Gather every line holding the string "icon".

┌─ INFORMATION SHOWN

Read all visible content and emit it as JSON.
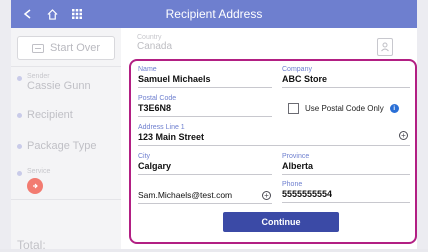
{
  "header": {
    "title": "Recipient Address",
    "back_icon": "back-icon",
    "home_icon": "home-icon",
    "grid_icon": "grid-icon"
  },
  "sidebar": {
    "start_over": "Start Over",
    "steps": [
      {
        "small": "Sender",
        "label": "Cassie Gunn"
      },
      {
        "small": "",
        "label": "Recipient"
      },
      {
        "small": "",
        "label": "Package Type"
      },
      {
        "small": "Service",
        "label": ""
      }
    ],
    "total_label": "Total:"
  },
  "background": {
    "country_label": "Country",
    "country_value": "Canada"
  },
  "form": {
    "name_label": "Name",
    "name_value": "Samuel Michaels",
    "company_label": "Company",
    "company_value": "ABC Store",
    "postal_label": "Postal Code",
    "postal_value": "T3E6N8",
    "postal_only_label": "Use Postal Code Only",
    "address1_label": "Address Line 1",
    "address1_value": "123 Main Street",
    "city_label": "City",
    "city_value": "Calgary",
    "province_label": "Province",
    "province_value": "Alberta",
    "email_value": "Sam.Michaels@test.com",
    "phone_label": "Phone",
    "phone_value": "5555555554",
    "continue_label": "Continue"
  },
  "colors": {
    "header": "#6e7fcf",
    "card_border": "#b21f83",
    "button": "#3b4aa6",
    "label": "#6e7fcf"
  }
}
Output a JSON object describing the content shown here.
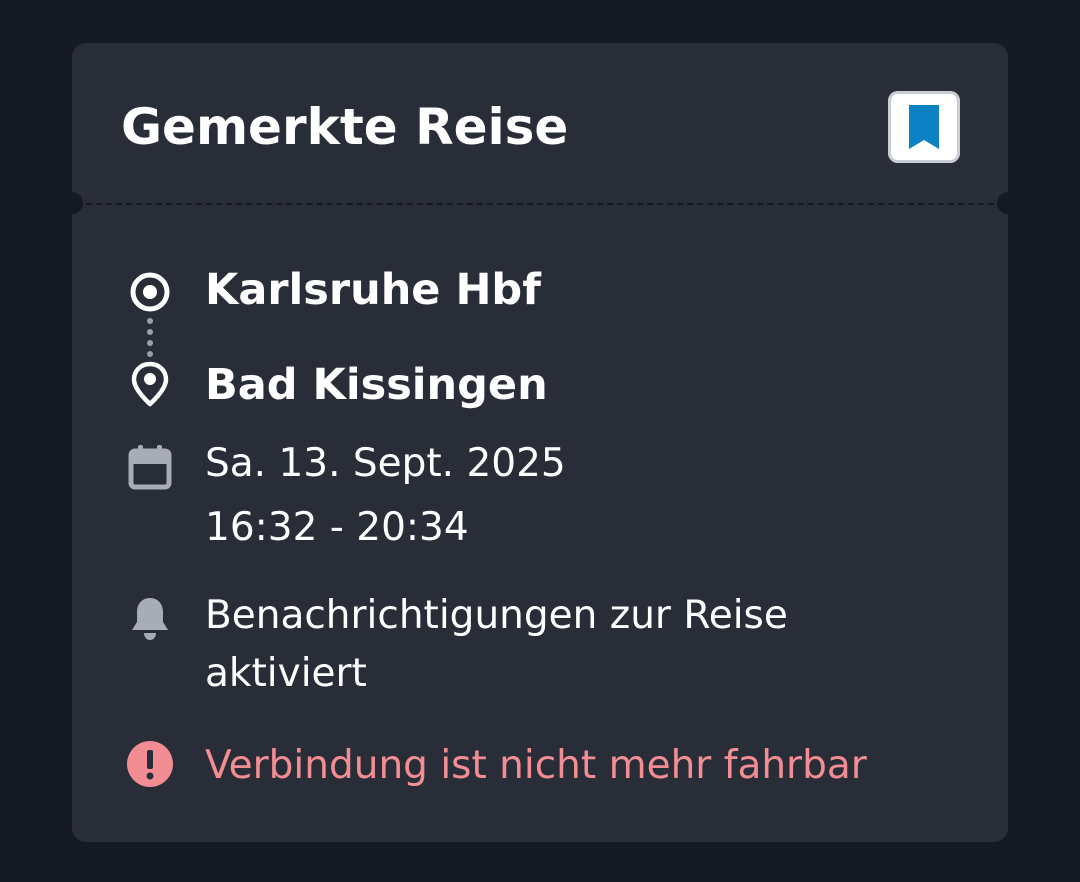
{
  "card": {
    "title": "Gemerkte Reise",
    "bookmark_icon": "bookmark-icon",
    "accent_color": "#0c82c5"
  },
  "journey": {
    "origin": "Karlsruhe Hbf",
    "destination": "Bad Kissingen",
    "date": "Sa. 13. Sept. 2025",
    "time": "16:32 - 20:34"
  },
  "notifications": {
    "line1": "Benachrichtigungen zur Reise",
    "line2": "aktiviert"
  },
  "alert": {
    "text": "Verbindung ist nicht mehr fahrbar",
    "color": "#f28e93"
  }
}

└─

◆ **FULL OUTPUT**
    "back_icon": "back-icon",
    "home_icon": "home-icon",
    "grid_icon": "grid-icon"
    "bookmark_icon": "bookmark-icon",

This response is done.